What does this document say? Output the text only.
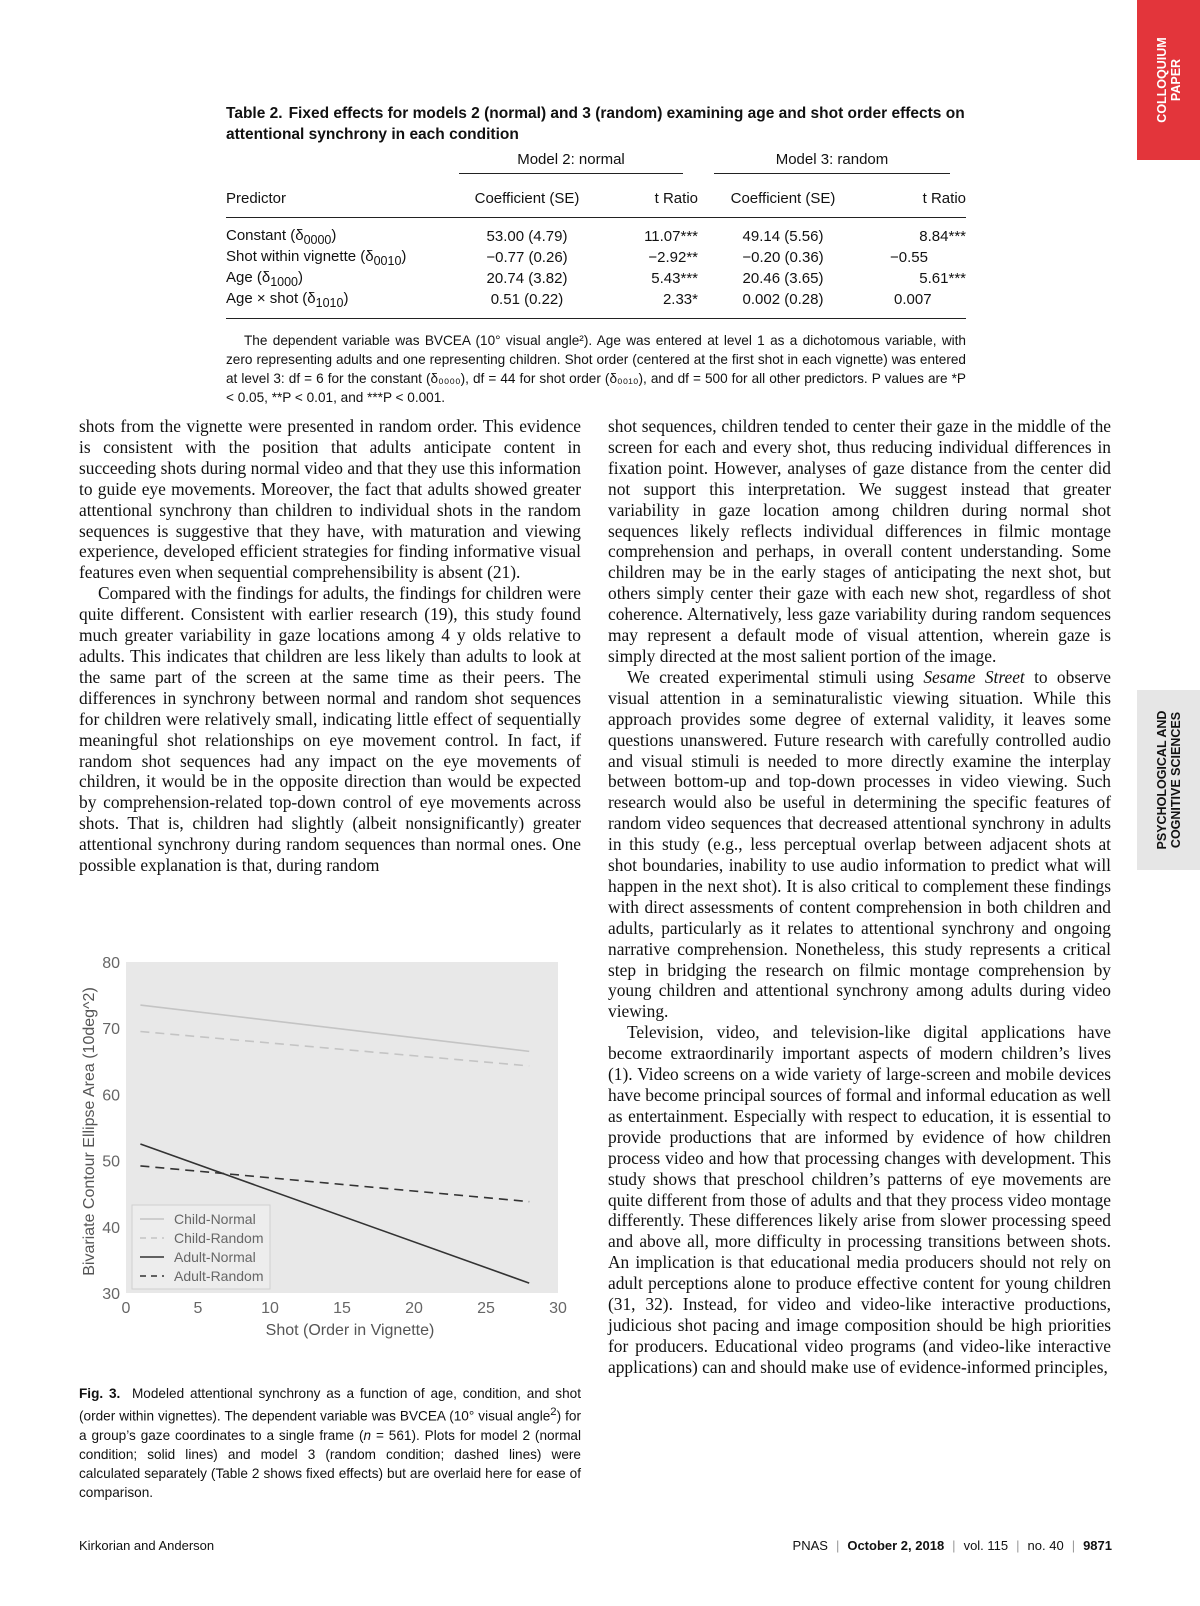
COLLOQUIUM
PAPER
PSYCHOLOGICAL AND
COGNITIVE SCIENCES
Table 2. Fixed effects for models 2 (normal) and 3 (random) examining age and shot order effects on attentional synchrony in each condition
	Model 2: normal		Model 3: random	
Predictor	Coefficient (SE)	t Ratio	Coefficient (SE)	t Ratio
Constant $(\delta_{0000})$	53.00 (4.79)	11.07***	49.14 (5.56)	8.84***
Shot within vignette $(\delta_{0010})$	−0.77 (0.26)	−2.92**	−0.20 (0.36)	−0.55
Age $(\delta_{1000})$	20.74 (3.82)	5.43***	20.46 (3.65)	5.61***
Age × shot $(\delta_{1010})$	0.51 (0.22)	2.33*	0.002 (0.28)	0.007

The dependent variable was BVCEA (10° visual angle²). Age was entered at level 1 as a dichotomous variable, with zero representing adults and one representing children. Shot order (centered at the first shot in each vignette) was entered at level 3: df = 6 for the constant (δ₀₀₀₀), df = 44 for shot order (δ₀₀₁₀), and df = 500 for all other predictors. P values are *P < 0.05, **P < 0.01, and ***P < 0.001.

shots from the vignette were presented in random order. This evidence is consistent with the position that adults anticipate content in succeeding shots during normal video and that they use this information to guide eye movements. Moreover, the fact that adults showed greater attentional synchrony than children to individual shots in the random sequences is suggestive that they have, with maturation and viewing experience, developed efficient strategies for finding informative visual features even when sequential comprehensibility is absent (21).

Compared with the findings for adults, the findings for children were quite different. Consistent with earlier research (19), this study found much greater variability in gaze locations among 4 y olds relative to adults. This indicates that children are less likely than adults to look at the same part of the screen at the same time as their peers. The differences in synchrony between normal and random shot sequences for children were relatively small, indicating little effect of sequentially meaningful shot relationships on eye movement control. In fact, if random shot sequences had any impact on the eye movements of children, it would be in the opposite direction than would be expected by comprehension-related top-down control of eye movements across shots. That is, children had slightly (albeit nonsignificantly) greater attentional synchrony during random sequences than normal ones. One possible explanation is that, during random

shot sequences, children tended to center their gaze in the middle of the screen for each and every shot, thus reducing individual differences in fixation point. However, analyses of gaze distance from the center did not support this interpretation. We suggest instead that greater variability in gaze location among children during normal shot sequences likely reflects individual differences in filmic montage comprehension and perhaps, in overall content understanding. Some children may be in the early stages of anticipating the next shot, but others simply center their gaze with each new shot, regardless of shot coherence. Alternatively, less gaze variability during random sequences may represent a default mode of visual attention, wherein gaze is simply directed at the most salient portion of the image.

We created experimental stimuli using Sesame Street to observe visual attention in a seminaturalistic viewing situation. While this approach provides some degree of external validity, it leaves some questions unanswered. Future research with carefully controlled audio and visual stimuli is needed to more directly examine the interplay between bottom-up and top-down processes in video viewing. Such research would also be useful in determining the specific features of random video sequences that decreased attentional synchrony in adults in this study (e.g., less perceptual overlap between adjacent shots at shot boundaries, inability to use audio information to predict what will happen in the next shot). It is also critical to complement these findings with direct assessments of content comprehension in both children and adults, particularly as it relates to attentional synchrony and ongoing narrative comprehension. Nonetheless, this study represents a critical step in bridging the research on filmic montage comprehension by young children and attentional synchrony among adults during video viewing.

Television, video, and television-like digital applications have become extraordinarily important aspects of modern children’s lives (1). Video screens on a wide variety of large-screen and mobile devices have become principal sources of formal and informal education as well as entertainment. Especially with respect to education, it is essential to provide productions that are informed by evidence of how children process video and how that processing changes with development. This study shows that preschool children’s patterns of eye movements are quite different from those of adults and that they process video montage differently. These differences likely arise from slower processing speed and above all, more difficulty in processing transitions between shots. An implication is that educational media producers should not rely on adult perceptions alone to produce effective content for young children (31, 32). Instead, for video and video-like interactive productions, judicious shot pacing and image composition should be high priorities for producers. Educational video programs (and video-like interactive applications) can and should make use of evidence-informed principles,

0	5	10	15	20	25	30
30
40
50
60
70
80
Shot (Order in Vignette)
Bivariate Contour Ellipse Area (10deg^2)	Child-Normal
Child-Random
Adult-Normal
Adult-Random
Fig. 3. Modeled attentional synchrony as a function of age, condition, and shot (order within vignettes). The dependent variable was BVCEA (10° visual angle$^2$) for a group’s gaze coordinates to a single frame (n = 561). Plots for model 2 (normal condition; solid lines) and model 3 (random condition; dashed lines) were calculated separately (Table 2 shows fixed effects) but are overlaid here for ease of comparison.
Kirkorian and Anderson	PNAS | October 2, 2018 | vol. 115 | no. 40 | 9871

- [DIRECTIONS FOR THIS TASK]
Transcribe the full listing above exactly as it stands, minus the pictures.

- [OUTPUT OF THE TASK]
What does this document say? Output the text only.
COLLOQUIUM
PAPER
PSYCHOLOGICAL AND
COGNITIVE SCIENCES
Table 2. Fixed effects for models 2 (normal) and 3 (random) examining age and shot order effects on attentional synchrony in each condition
	Model 2: normal		Model 3: random	
Predictor	Coefficient (SE)	t Ratio	Coefficient (SE)	t Ratio
Constant $(\delta_{0000})$	53.00 (4.79)	11.07***	49.14 (5.56)	8.84***
Shot within vignette $(\delta_{0010})$	−0.77 (0.26)	−2.92**	−0.20 (0.36)	−0.55
Age $(\delta_{1000})$	20.74 (3.82)	5.43***	20.46 (3.65)	5.61***
Age × shot $(\delta_{1010})$	0.51 (0.22)	2.33*	0.002 (0.28)	0.007

The dependent variable was BVCEA (10° visual angle²). Age was entered at level 1 as a dichotomous variable, with zero representing adults and one representing children. Shot order (centered at the first shot in each vignette) was entered at level 3: df = 6 for the constant (δ₀₀₀₀), df = 44 for shot order (δ₀₀₁₀), and df = 500 for all other predictors. P values are *P < 0.05, **P < 0.01, and ***P < 0.001.

shots from the vignette were presented in random order. This evidence is consistent with the position that adults anticipate content in succeeding shots during normal video and that they use this information to guide eye movements. Moreover, the fact that adults showed greater attentional synchrony than children to individual shots in the random sequences is suggestive that they have, with maturation and viewing experience, developed efficient strategies for finding informative visual features even when sequential comprehensibility is absent (21).

Compared with the findings for adults, the findings for children were quite different. Consistent with earlier research (19), this study found much greater variability in gaze locations among 4 y olds relative to adults. This indicates that children are less likely than adults to look at the same part of the screen at the same time as their peers. The differences in synchrony between normal and random shot sequences for children were relatively small, indicating little effect of sequentially meaningful shot relationships on eye movement control. In fact, if random shot sequences had any impact on the eye movements of children, it would be in the opposite direction than would be expected by comprehension-related top-down control of eye movements across shots. That is, children had slightly (albeit nonsignificantly) greater attentional synchrony during random sequences than normal ones. One possible explanation is that, during random

shot sequences, children tended to center their gaze in the middle of the screen for each and every shot, thus reducing individual differences in fixation point. However, analyses of gaze distance from the center did not support this interpretation. We suggest instead that greater variability in gaze location among children during normal shot sequences likely reflects individual differences in filmic montage comprehension and perhaps, in overall content understanding. Some children may be in the early stages of anticipating the next shot, but others simply center their gaze with each new shot, regardless of shot coherence. Alternatively, less gaze variability during random sequences may represent a default mode of visual attention, wherein gaze is simply directed at the most salient portion of the image.

We created experimental stimuli using Sesame Street to observe visual attention in a seminaturalistic viewing situation. While this approach provides some degree of external validity, it leaves some questions unanswered. Future research with carefully controlled audio and visual stimuli is needed to more directly examine the interplay between bottom-up and top-down processes in video viewing. Such research would also be useful in determining the specific features of random video sequences that decreased attentional synchrony in adults in this study (e.g., less perceptual overlap between adjacent shots at shot boundaries, inability to use audio information to predict what will happen in the next shot). It is also critical to complement these findings with direct assessments of content comprehension in both children and adults, particularly as it relates to attentional synchrony and ongoing narrative comprehension. Nonetheless, this study represents a critical step in bridging the research on filmic montage comprehension by young children and attentional synchrony among adults during video viewing.

Television, video, and television-like digital applications have become extraordinarily important aspects of modern children’s lives (1). Video screens on a wide variety of large-screen and mobile devices have become principal sources of formal and informal education as well as entertainment. Especially with respect to education, it is essential to provide productions that are informed by evidence of how children process video and how that processing changes with development. This study shows that preschool children’s patterns of eye movements are quite different from those of adults and that they process video montage differently. These differences likely arise from slower processing speed and above all, more difficulty in processing transitions between shots. An implication is that educational media producers should not rely on adult perceptions alone to produce effective content for young children (31, 32). Instead, for video and video-like interactive productions, judicious shot pacing and image composition should be high priorities for producers. Educational video programs (and video-like interactive applications) can and should make use of evidence-informed principles,

0	5	10	15	20	25	30
30
40
50
60
70
80
Shot (Order in Vignette)
Bivariate Contour Ellipse Area (10deg^2)	Child-Normal
Child-Random
Adult-Normal
Adult-Random
Fig. 3. Modeled attentional synchrony as a function of age, condition, and shot (order within vignettes). The dependent variable was BVCEA (10° visual angle$^2$) for a group’s gaze coordinates to a single frame (n = 561). Plots for model 2 (normal condition; solid lines) and model 3 (random condition; dashed lines) were calculated separately (Table 2 shows fixed effects) but are overlaid here for ease of comparison.
Kirkorian and Anderson	PNAS | October 2, 2018 | vol. 115 | no. 40 | 9871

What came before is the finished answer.